▸ **WORK TO COMPLETE**:
Search the material for the word "sunt" and report each line where it turns up.

-- BEGIN MATERIAL PROVIDED --

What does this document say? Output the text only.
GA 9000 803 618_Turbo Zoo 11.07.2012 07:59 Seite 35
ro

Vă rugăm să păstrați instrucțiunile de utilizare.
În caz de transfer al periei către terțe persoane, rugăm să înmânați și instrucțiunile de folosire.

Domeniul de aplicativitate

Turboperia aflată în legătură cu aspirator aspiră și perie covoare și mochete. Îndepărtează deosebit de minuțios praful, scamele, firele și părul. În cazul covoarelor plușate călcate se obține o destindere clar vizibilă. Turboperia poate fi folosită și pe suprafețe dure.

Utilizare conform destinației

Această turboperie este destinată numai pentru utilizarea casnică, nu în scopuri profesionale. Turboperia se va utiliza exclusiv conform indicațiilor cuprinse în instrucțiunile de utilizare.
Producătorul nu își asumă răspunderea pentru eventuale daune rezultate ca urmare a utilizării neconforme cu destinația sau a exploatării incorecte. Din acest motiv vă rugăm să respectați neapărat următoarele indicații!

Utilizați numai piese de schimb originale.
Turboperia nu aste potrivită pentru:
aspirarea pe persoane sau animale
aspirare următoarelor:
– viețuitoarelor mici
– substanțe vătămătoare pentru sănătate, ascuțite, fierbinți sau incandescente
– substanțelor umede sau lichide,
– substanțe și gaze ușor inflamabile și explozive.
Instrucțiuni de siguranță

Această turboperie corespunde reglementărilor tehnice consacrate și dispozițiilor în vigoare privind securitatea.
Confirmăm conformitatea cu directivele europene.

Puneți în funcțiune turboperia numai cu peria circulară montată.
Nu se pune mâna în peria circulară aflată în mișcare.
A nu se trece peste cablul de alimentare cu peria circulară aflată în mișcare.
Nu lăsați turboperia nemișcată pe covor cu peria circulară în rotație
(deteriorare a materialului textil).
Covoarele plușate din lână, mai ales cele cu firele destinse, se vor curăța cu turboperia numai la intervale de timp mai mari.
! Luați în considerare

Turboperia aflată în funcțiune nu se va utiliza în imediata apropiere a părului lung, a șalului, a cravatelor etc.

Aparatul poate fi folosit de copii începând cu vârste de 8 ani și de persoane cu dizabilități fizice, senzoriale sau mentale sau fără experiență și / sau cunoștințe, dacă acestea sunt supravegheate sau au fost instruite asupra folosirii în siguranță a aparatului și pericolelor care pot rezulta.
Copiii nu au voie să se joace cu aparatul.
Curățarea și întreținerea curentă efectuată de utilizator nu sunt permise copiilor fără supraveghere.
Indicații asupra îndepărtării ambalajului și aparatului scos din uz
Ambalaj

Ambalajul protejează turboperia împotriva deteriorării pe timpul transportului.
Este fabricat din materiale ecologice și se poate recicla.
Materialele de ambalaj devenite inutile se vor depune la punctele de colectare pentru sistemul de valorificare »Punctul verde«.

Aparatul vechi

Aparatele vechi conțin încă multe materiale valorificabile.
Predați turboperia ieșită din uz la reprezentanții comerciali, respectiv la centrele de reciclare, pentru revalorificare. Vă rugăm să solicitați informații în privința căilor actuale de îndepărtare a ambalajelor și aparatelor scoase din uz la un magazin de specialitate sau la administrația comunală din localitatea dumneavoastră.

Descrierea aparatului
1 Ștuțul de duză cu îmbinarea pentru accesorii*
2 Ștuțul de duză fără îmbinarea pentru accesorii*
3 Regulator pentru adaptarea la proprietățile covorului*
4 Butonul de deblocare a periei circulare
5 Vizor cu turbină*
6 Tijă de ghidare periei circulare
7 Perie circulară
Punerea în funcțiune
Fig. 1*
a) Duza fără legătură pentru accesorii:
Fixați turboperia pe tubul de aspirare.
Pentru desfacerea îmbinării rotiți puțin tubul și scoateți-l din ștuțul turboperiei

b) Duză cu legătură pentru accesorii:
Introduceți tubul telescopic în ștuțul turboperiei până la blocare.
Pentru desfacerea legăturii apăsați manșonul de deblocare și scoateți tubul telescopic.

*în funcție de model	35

-- END MATERIAL PROVIDED --

▸ **RIGHT ANSWER**:
Aparatul poate fi folosit de copii începând cu vârste de 8 ani și de persoane cu dizabilități fizice, senzoriale sau mentale sau fără experiență și / sau cunoștințe, dacă acestea sunt supravegheate sau au fost instruite asupra folosirii în siguranță a aparatului și pericolelor care pot rezulta.
Curățarea și întreținerea curentă efectuată de utilizator nu sunt permise copiilor fără supraveghere.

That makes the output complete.